> [JOB] Omit every picture, then give all the entries again exactly.

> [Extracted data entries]
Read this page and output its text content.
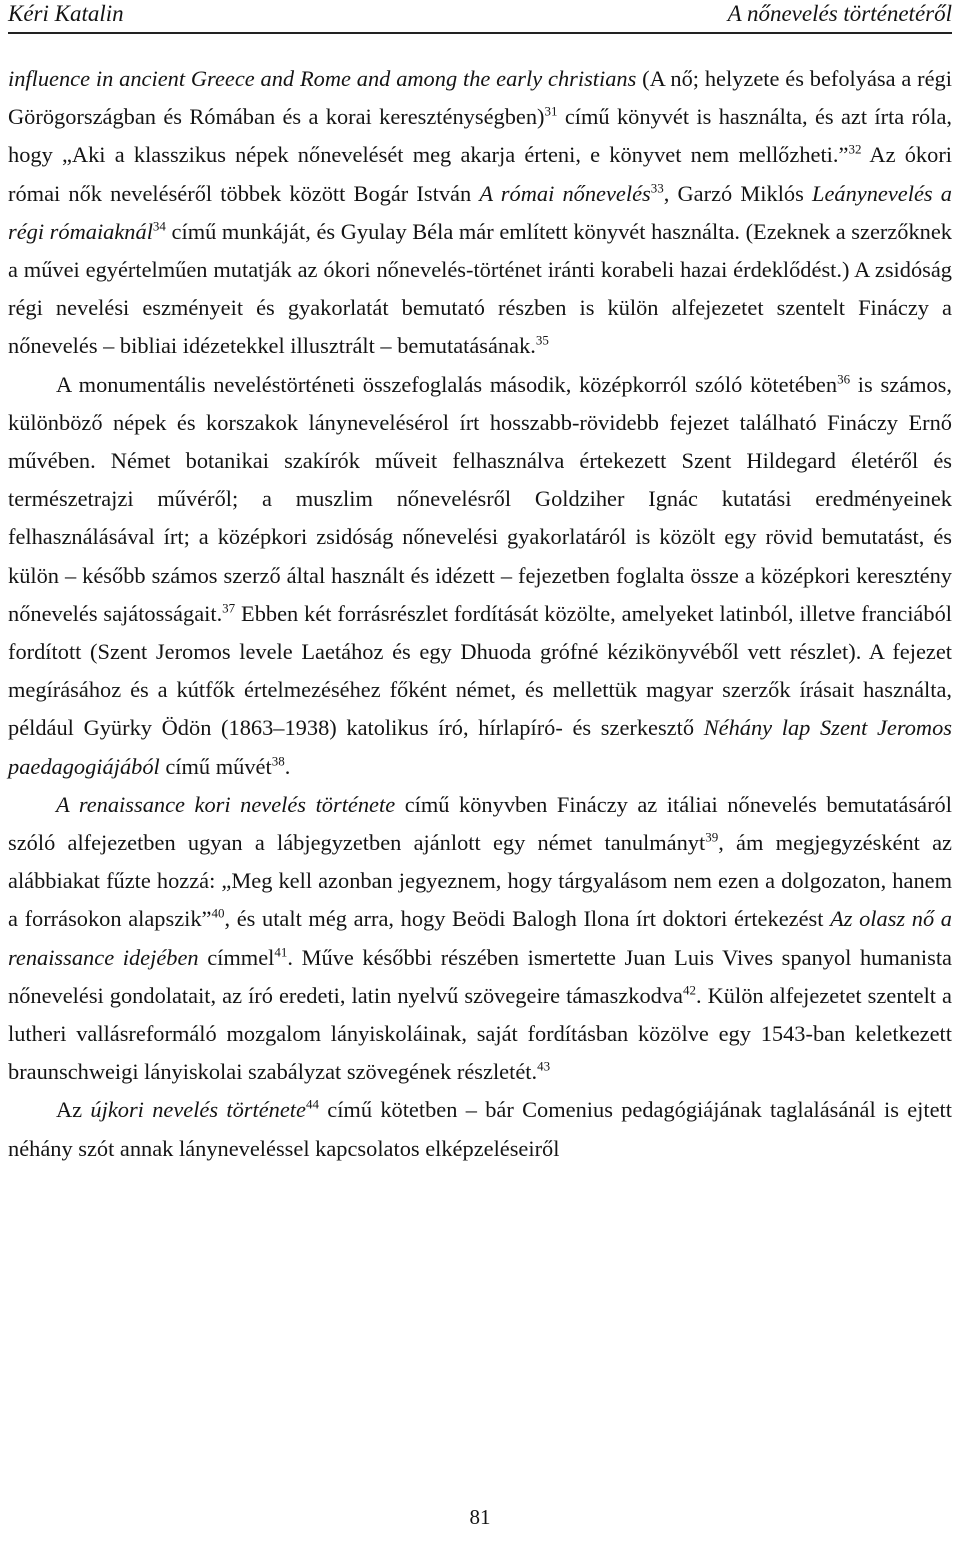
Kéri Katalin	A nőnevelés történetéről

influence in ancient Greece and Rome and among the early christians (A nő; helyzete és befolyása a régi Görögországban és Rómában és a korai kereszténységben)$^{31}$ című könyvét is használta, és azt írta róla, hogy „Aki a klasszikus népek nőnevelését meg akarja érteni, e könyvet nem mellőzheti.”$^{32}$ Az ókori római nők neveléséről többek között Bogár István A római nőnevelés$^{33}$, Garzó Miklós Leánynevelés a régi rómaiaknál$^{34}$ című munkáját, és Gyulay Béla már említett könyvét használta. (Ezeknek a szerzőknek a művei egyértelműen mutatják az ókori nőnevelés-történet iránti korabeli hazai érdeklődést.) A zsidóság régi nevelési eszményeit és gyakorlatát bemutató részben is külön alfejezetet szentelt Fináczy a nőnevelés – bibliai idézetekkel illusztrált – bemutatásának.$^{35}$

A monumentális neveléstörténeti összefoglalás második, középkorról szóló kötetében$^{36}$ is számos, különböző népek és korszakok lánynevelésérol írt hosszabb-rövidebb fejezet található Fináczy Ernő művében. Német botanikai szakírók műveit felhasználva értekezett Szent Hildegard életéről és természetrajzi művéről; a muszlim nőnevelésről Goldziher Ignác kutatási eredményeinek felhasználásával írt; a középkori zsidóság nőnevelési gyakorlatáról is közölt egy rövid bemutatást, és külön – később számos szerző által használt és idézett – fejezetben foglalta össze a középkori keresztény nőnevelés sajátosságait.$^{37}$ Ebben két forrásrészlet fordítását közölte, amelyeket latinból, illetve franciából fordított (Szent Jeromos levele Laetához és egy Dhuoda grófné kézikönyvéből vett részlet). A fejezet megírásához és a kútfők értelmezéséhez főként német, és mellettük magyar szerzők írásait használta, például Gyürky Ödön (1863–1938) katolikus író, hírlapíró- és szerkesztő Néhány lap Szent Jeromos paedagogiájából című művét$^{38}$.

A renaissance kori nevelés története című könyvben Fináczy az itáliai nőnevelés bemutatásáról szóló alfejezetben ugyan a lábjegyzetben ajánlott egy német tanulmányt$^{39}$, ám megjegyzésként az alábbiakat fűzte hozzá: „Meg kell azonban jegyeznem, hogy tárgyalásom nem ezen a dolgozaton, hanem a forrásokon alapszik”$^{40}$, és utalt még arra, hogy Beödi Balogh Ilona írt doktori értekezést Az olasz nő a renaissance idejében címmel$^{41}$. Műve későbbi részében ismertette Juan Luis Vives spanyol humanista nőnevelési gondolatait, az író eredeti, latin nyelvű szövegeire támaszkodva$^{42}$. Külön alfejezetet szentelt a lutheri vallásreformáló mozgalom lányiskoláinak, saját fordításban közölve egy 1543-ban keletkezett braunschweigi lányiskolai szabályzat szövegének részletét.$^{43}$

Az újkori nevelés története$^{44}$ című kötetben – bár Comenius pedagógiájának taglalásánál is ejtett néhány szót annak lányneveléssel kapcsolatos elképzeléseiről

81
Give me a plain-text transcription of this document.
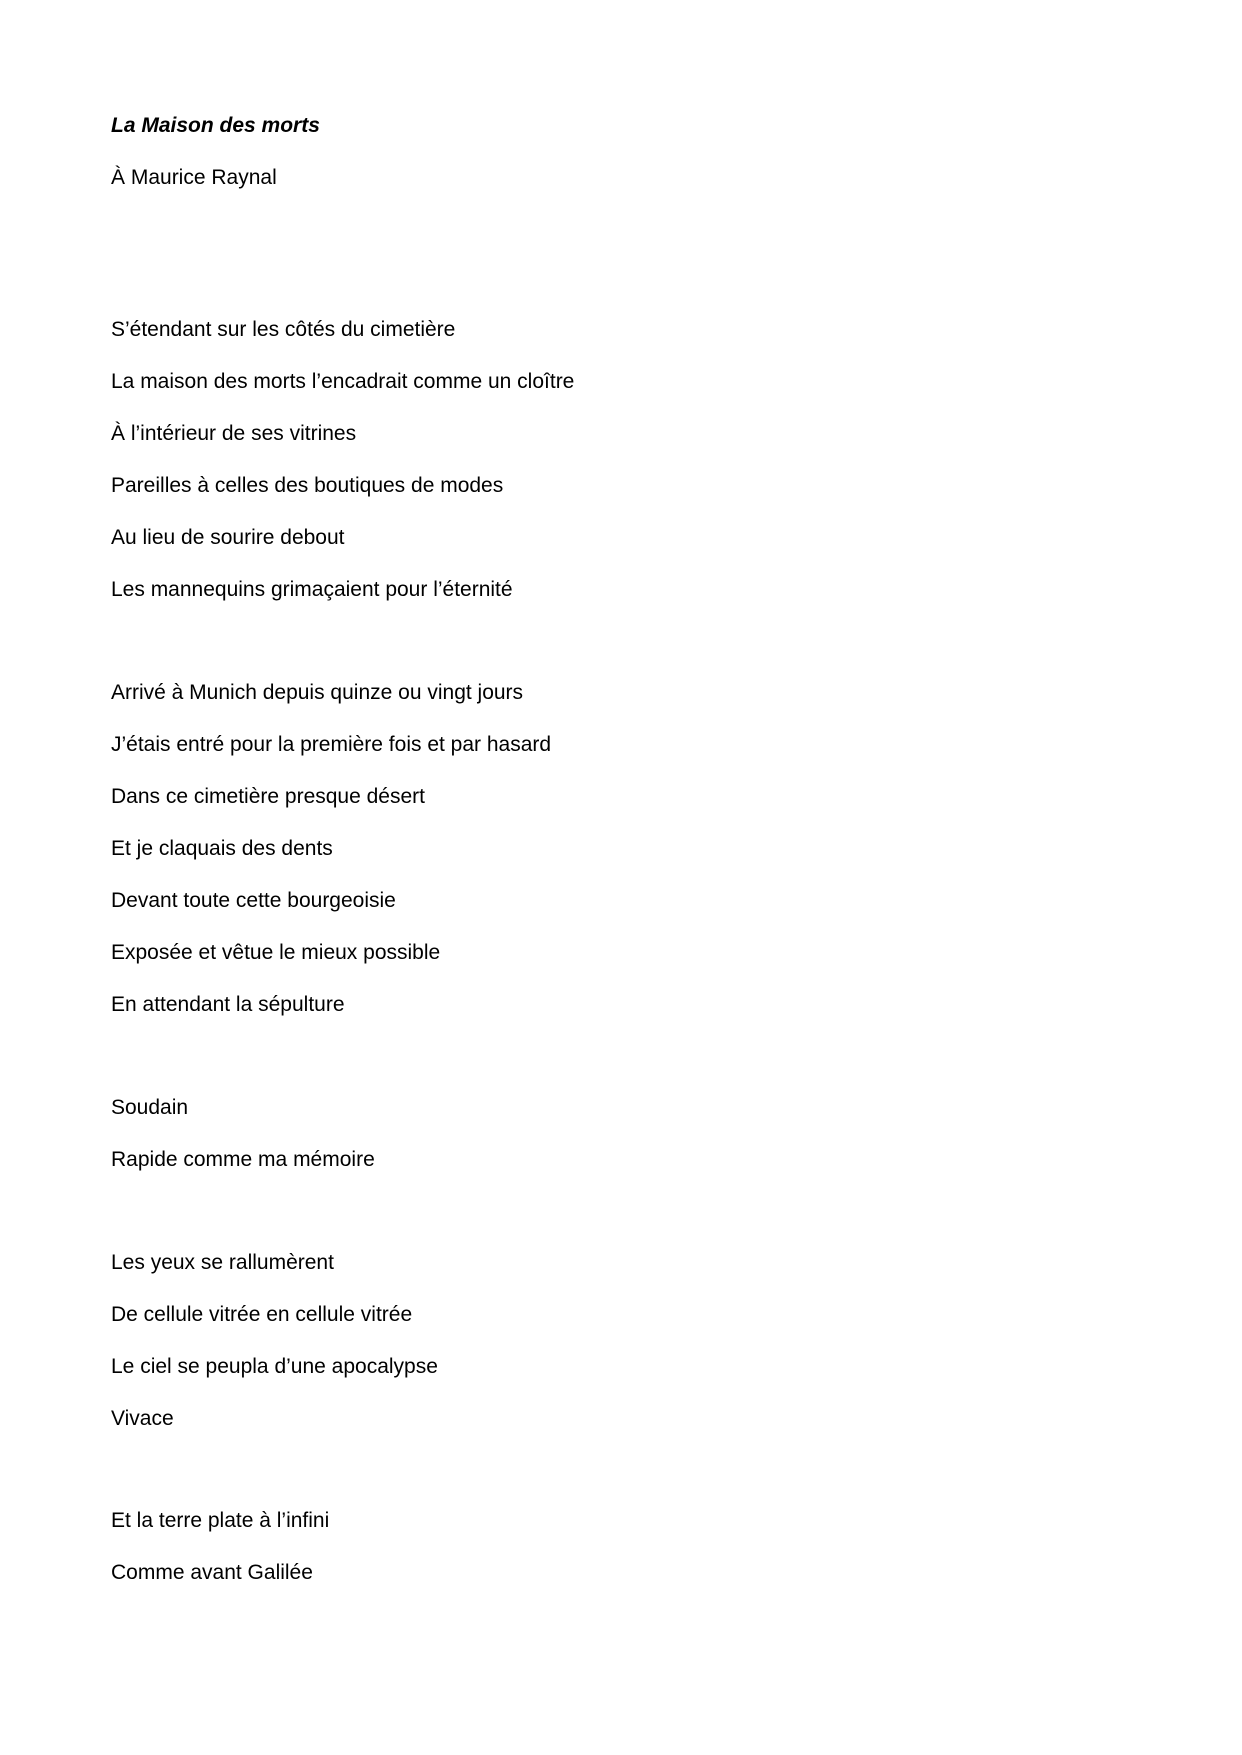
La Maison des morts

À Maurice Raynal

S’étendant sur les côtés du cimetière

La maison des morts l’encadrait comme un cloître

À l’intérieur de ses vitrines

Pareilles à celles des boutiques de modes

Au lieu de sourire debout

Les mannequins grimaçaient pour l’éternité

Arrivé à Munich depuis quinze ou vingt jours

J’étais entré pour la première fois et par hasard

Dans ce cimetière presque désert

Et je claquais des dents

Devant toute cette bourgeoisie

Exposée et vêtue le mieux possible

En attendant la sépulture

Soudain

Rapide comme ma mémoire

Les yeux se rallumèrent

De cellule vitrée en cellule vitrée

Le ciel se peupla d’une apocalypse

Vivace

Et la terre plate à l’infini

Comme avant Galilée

> [REPLY TO THE TASK]
Read this page and output its text content.
Kéri Katalin	A nőnevelés történetéről

influence in ancient Greece and Rome and among the early christians (A nő; helyzete és befolyása a régi Görögországban és Rómában és a korai kereszténységben)$^{31}$ című könyvét is használta, és azt írta róla, hogy „Aki a klasszikus népek nőnevelését meg akarja érteni, e könyvet nem mellőzheti.”$^{32}$ Az ókori római nők neveléséről többek között Bogár István A római nőnevelés$^{33}$, Garzó Miklós Leánynevelés a régi rómaiaknál$^{34}$ című munkáját, és Gyulay Béla már említett könyvét használta. (Ezeknek a szerzőknek a művei egyértelműen mutatják az ókori nőnevelés-történet iránti korabeli hazai érdeklődést.) A zsidóság régi nevelési eszményeit és gyakorlatát bemutató részben is külön alfejezetet szentelt Fináczy a nőnevelés – bibliai idézetekkel illusztrált – bemutatásának.$^{35}$

A monumentális neveléstörténeti összefoglalás második, középkorról szóló kötetében$^{36}$ is számos, különböző népek és korszakok lánynevelésérol írt hosszabb-rövidebb fejezet található Fináczy Ernő művében. Német botanikai szakírók műveit felhasználva értekezett Szent Hildegard életéről és természetrajzi művéről; a muszlim nőnevelésről Goldziher Ignác kutatási eredményeinek felhasználásával írt; a középkori zsidóság nőnevelési gyakorlatáról is közölt egy rövid bemutatást, és külön – később számos szerző által használt és idézett – fejezetben foglalta össze a középkori keresztény nőnevelés sajátosságait.$^{37}$ Ebben két forrásrészlet fordítását közölte, amelyeket latinból, illetve franciából fordított (Szent Jeromos levele Laetához és egy Dhuoda grófné kézikönyvéből vett részlet). A fejezet megírásához és a kútfők értelmezéséhez főként német, és mellettük magyar szerzők írásait használta, például Gyürky Ödön (1863–1938) katolikus író, hírlapíró- és szerkesztő Néhány lap Szent Jeromos paedagogiájából című művét$^{38}$.

A renaissance kori nevelés története című könyvben Fináczy az itáliai nőnevelés bemutatásáról szóló alfejezetben ugyan a lábjegyzetben ajánlott egy német tanulmányt$^{39}$, ám megjegyzésként az alábbiakat fűzte hozzá: „Meg kell azonban jegyeznem, hogy tárgyalásom nem ezen a dolgozaton, hanem a forrásokon alapszik”$^{40}$, és utalt még arra, hogy Beödi Balogh Ilona írt doktori értekezést Az olasz nő a renaissance idejében címmel$^{41}$. Műve későbbi részében ismertette Juan Luis Vives spanyol humanista nőnevelési gondolatait, az író eredeti, latin nyelvű szövegeire támaszkodva$^{42}$. Külön alfejezetet szentelt a lutheri vallásreformáló mozgalom lányiskoláinak, saját fordításban közölve egy 1543-ban keletkezett braunschweigi lányiskolai szabályzat szövegének részletét.$^{43}$

Az újkori nevelés története$^{44}$ című kötetben – bár Comenius pedagógiájának taglalásánál is ejtett néhány szót annak lányneveléssel kapcsolatos elképzeléseiről

81
Give me a plain-text transcription of this document.
La Maison des morts

À Maurice Raynal

S’étendant sur les côtés du cimetière

La maison des morts l’encadrait comme un cloître

À l’intérieur de ses vitrines

Pareilles à celles des boutiques de modes

Au lieu de sourire debout

Les mannequins grimaçaient pour l’éternité

Arrivé à Munich depuis quinze ou vingt jours

J’étais entré pour la première fois et par hasard

Dans ce cimetière presque désert

Et je claquais des dents

Devant toute cette bourgeoisie

Exposée et vêtue le mieux possible

En attendant la sépulture

Soudain

Rapide comme ma mémoire

Les yeux se rallumèrent

De cellule vitrée en cellule vitrée

Le ciel se peupla d’une apocalypse

Vivace

Et la terre plate à l’infini

Comme avant Galilée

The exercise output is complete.